====== Extracted material ======

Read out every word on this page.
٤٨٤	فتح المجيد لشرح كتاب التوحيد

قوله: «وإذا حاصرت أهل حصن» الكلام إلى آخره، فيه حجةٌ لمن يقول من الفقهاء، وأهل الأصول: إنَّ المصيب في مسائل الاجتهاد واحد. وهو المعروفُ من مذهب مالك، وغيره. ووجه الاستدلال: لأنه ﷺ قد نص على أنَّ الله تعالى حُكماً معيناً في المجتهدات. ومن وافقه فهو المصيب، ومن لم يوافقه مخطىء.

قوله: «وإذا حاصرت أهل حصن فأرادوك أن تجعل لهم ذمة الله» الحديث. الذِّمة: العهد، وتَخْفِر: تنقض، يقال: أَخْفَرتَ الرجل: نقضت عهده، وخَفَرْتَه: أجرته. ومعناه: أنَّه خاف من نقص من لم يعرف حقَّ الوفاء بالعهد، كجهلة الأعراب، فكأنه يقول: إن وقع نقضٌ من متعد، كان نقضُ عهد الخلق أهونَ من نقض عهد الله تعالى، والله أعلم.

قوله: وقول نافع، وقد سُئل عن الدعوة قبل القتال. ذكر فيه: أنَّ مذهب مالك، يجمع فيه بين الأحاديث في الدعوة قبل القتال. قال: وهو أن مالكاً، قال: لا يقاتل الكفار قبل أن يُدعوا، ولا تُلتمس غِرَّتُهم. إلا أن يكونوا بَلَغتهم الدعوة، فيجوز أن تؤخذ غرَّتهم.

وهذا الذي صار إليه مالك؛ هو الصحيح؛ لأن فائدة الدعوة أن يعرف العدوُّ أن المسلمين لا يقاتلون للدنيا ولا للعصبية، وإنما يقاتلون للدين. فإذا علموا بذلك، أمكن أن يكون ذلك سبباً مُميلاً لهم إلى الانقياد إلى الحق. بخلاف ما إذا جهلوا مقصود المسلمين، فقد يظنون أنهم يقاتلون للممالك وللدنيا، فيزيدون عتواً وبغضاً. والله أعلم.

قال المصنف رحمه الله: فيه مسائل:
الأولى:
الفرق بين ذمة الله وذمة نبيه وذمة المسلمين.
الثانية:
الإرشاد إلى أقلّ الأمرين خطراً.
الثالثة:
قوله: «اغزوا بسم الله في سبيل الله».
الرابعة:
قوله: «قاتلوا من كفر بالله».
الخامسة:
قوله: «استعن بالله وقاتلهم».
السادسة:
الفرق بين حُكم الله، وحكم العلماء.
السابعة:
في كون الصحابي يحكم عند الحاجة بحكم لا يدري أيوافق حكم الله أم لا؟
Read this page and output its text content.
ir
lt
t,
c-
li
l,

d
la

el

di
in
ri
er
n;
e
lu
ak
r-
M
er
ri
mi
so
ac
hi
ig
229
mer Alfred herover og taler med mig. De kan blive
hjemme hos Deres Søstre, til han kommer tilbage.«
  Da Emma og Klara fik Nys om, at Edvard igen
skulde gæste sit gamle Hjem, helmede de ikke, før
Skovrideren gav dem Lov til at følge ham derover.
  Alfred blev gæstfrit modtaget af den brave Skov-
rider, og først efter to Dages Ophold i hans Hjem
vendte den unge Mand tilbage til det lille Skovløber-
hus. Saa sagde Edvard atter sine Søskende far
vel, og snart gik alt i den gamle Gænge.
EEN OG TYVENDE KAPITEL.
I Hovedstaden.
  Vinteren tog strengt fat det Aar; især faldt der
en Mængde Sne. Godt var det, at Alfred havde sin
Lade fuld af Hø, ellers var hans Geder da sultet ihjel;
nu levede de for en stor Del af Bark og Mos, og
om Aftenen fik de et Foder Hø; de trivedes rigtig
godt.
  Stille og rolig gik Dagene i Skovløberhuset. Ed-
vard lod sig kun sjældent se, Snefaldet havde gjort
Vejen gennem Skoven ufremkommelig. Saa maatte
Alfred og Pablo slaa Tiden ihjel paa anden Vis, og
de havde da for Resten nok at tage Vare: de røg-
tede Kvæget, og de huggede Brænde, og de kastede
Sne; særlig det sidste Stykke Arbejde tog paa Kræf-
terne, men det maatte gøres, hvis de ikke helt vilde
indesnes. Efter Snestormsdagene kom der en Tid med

======
====== Extracted material ======

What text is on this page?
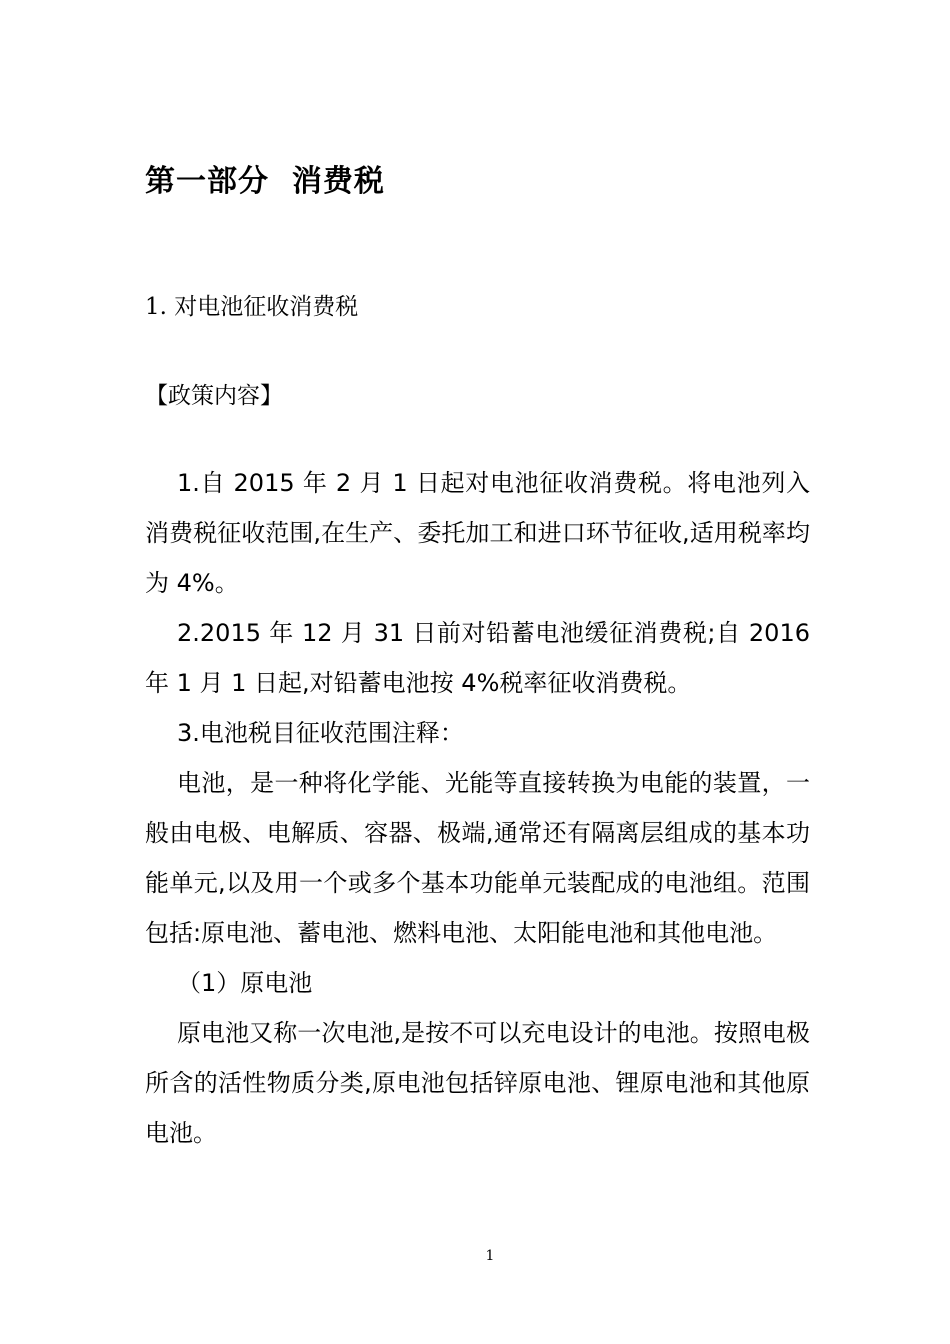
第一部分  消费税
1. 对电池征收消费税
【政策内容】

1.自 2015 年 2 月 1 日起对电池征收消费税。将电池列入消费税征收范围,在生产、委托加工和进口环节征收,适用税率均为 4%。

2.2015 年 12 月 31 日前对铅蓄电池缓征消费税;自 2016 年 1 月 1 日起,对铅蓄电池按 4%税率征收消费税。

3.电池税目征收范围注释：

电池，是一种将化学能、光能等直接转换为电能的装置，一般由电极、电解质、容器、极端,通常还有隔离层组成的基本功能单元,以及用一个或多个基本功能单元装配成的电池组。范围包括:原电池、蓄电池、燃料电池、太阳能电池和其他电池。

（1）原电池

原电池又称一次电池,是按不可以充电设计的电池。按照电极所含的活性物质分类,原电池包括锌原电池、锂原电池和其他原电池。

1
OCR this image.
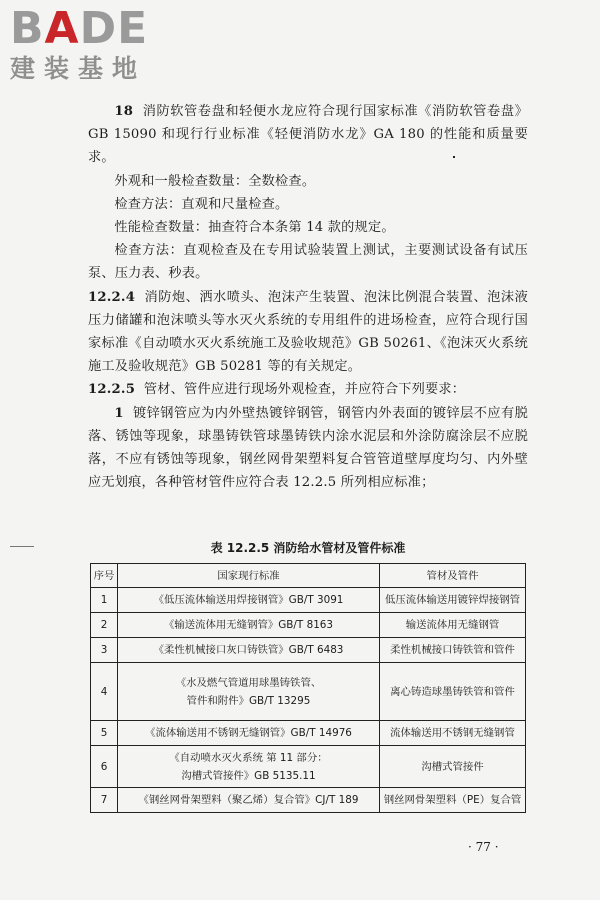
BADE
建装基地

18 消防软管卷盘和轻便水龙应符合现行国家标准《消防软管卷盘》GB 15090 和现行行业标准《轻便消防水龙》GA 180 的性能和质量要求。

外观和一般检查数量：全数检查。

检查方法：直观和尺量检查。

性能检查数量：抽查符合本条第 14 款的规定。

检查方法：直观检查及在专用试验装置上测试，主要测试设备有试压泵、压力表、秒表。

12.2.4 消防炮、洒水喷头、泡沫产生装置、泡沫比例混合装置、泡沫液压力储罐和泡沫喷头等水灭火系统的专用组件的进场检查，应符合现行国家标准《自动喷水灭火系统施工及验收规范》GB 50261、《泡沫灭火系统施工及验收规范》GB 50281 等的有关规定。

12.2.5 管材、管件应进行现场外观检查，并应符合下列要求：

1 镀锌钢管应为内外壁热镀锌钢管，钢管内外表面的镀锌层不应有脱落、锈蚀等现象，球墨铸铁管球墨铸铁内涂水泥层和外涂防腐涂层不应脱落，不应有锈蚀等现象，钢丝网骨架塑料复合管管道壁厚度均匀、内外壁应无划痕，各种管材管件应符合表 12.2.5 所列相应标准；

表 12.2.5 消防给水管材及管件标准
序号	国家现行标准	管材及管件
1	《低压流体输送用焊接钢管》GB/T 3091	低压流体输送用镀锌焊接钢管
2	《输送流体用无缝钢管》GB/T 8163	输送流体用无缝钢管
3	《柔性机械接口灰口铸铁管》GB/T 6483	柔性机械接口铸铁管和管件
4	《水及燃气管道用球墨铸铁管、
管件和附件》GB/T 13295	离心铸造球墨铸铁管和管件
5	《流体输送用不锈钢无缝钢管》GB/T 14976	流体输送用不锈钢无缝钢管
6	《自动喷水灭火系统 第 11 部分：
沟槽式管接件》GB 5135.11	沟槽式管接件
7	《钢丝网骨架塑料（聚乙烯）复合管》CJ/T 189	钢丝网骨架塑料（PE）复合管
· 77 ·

======

Directions
Using the listing above, list every line in which the string "مالك" occurs.

Response to this task
قوله: «وإذا حاصرت أهل حصن» الكلام إلى آخره، فيه حجةٌ لمن يقول من الفقهاء، وأهل الأصول: إنَّ المصيب في مسائل الاجتهاد واحد. وهو المعروفُ من مذهب مالك، وغيره. ووجه الاستدلال: لأنه ﷺ قد نص على أنَّ الله تعالى حُكماً معيناً في المجتهدات. ومن وافقه فهو المصيب، ومن لم يوافقه مخطىء.
قوله: وقول نافع، وقد سُئل عن الدعوة قبل القتال. ذكر فيه: أنَّ مذهب مالك، يجمع فيه بين الأحاديث في الدعوة قبل القتال. قال: وهو أن مالكاً، قال: لا يقاتل الكفار قبل أن يُدعوا، ولا تُلتمس غِرَّتُهم. إلا أن يكونوا بَلَغتهم الدعوة، فيجوز أن تؤخذ غرَّتهم.
وهذا الذي صار إليه مالك؛ هو الصحيح؛ لأن فائدة الدعوة أن يعرف العدوُّ أن المسلمين لا يقاتلون للدنيا ولا للعصبية، وإنما يقاتلون للدين. فإذا علموا بذلك، أمكن أن يكون ذلك سبباً مُميلاً لهم إلى الانقياد إلى الحق. بخلاف ما إذا جهلوا مقصود المسلمين، فقد يظنون أنهم يقاتلون للممالك وللدنيا، فيزيدون عتواً وبغضاً. والله أعلم.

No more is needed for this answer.